Given exercise
Quote every line as written. Omit pictures.

Exercise material
# # # #

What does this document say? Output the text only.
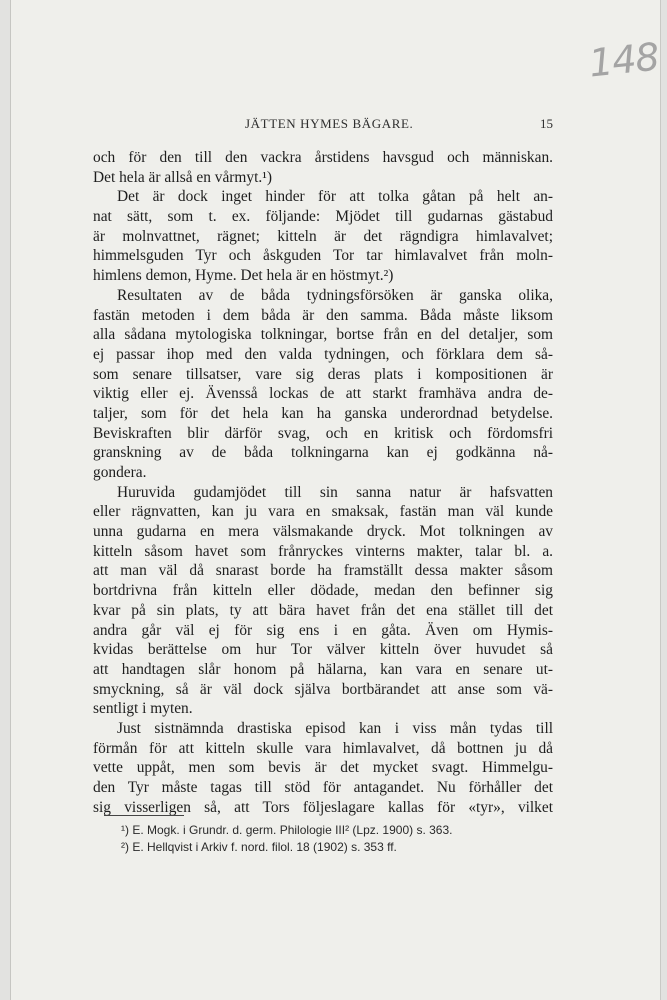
148
JÄTTEN HYMES BÄGARE.	15
och för den till den vackra årstidens havsgud och människan.
Det hela är allså en vårmyt.¹)
Det är dock inget hinder för att tolka gåtan på helt an-
nat sätt, som t. ex. följande: Mjödet till gudarnas gästabud
är molnvattnet, rägnet; kitteln är det rägndigra himlavalvet;
himmelsguden Tyr och åskguden Tor tar himlavalvet från moln-
himlens demon, Hyme. Det hela är en höstmyt.²)
Resultaten av de båda tydningsförsöken är ganska olika,
fastän metoden i dem båda är den samma. Båda måste liksom
alla sådana mytologiska tolkningar, bortse från en del detaljer, som
ej passar ihop med den valda tydningen, och förklara dem så-
som senare tillsatser, vare sig deras plats i kompositionen är
viktig eller ej. Ävensså lockas de att starkt framhäva andra de-
taljer, som för det hela kan ha ganska underordnad betydelse.
Beviskraften blir därför svag, och en kritisk och fördomsfri
granskning av de båda tolkningarna kan ej godkänna nå-
gondera.
Huruvida gudamjödet till sin sanna natur är hafsvatten
eller rägnvatten, kan ju vara en smaksak, fastän man väl kunde
unna gudarna en mera välsmakande dryck. Mot tolkningen av
kitteln såsom havet som frånryckes vinterns makter, talar bl. a.
att man väl då snarast borde ha framställt dessa makter såsom
bortdrivna från kitteln eller dödade, medan den befinner sig
kvar på sin plats, ty att bära havet från det ena stället till det
andra går väl ej för sig ens i en gåta. Även om Hymis-
kvidas berättelse om hur Tor välver kitteln över huvudet så
att handtagen slår honom på hälarna, kan vara en senare ut-
smyckning, så är väl dock själva bortbärandet att anse som vä-
sentligt i myten.
Just sistnämnda drastiska episod kan i viss mån tydas till
förmån för att kitteln skulle vara himlavalvet, då bottnen ju då
vette uppåt, men som bevis är det mycket svagt. Himmelgu-
den Tyr måste tagas till stöd för antagandet. Nu förhåller det
sig visserligen så, att Tors följeslagare kallas för «tyr», vilket
¹) E. Mogk. i Grundr. d. germ. Philologie III² (Lpz. 1900) s. 363.
²) E. Hellqvist i Arkiv f. nord. filol. 18 (1902) s. 353 ff.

# # # #

Reply to the task
What does this document say? Output the text only.
148
JÄTTEN HYMES BÄGARE.	15
och för den till den vackra årstidens havsgud och människan.
Det hela är allså en vårmyt.¹)
Det är dock inget hinder för att tolka gåtan på helt an-
nat sätt, som t. ex. följande: Mjödet till gudarnas gästabud
är molnvattnet, rägnet; kitteln är det rägndigra himlavalvet;
himmelsguden Tyr och åskguden Tor tar himlavalvet från moln-
himlens demon, Hyme. Det hela är en höstmyt.²)
Resultaten av de båda tydningsförsöken är ganska olika,
fastän metoden i dem båda är den samma. Båda måste liksom
alla sådana mytologiska tolkningar, bortse från en del detaljer, som
ej passar ihop med den valda tydningen, och förklara dem så-
som senare tillsatser, vare sig deras plats i kompositionen är
viktig eller ej. Ävensså lockas de att starkt framhäva andra de-
taljer, som för det hela kan ha ganska underordnad betydelse.
Beviskraften blir därför svag, och en kritisk och fördomsfri
granskning av de båda tolkningarna kan ej godkänna nå-
gondera.
Huruvida gudamjödet till sin sanna natur är hafsvatten
eller rägnvatten, kan ju vara en smaksak, fastän man väl kunde
unna gudarna en mera välsmakande dryck. Mot tolkningen av
kitteln såsom havet som frånryckes vinterns makter, talar bl. a.
att man väl då snarast borde ha framställt dessa makter såsom
bortdrivna från kitteln eller dödade, medan den befinner sig
kvar på sin plats, ty att bära havet från det ena stället till det
andra går väl ej för sig ens i en gåta. Även om Hymis-
kvidas berättelse om hur Tor välver kitteln över huvudet så
att handtagen slår honom på hälarna, kan vara en senare ut-
smyckning, så är väl dock själva bortbärandet att anse som vä-
sentligt i myten.
Just sistnämnda drastiska episod kan i viss mån tydas till
förmån för att kitteln skulle vara himlavalvet, då bottnen ju då
vette uppåt, men som bevis är det mycket svagt. Himmelgu-
den Tyr måste tagas till stöd för antagandet. Nu förhåller det
sig visserligen så, att Tors följeslagare kallas för «tyr», vilket
¹) E. Mogk. i Grundr. d. germ. Philologie III² (Lpz. 1900) s. 363.
²) E. Hellqvist i Arkiv f. nord. filol. 18 (1902) s. 353 ff.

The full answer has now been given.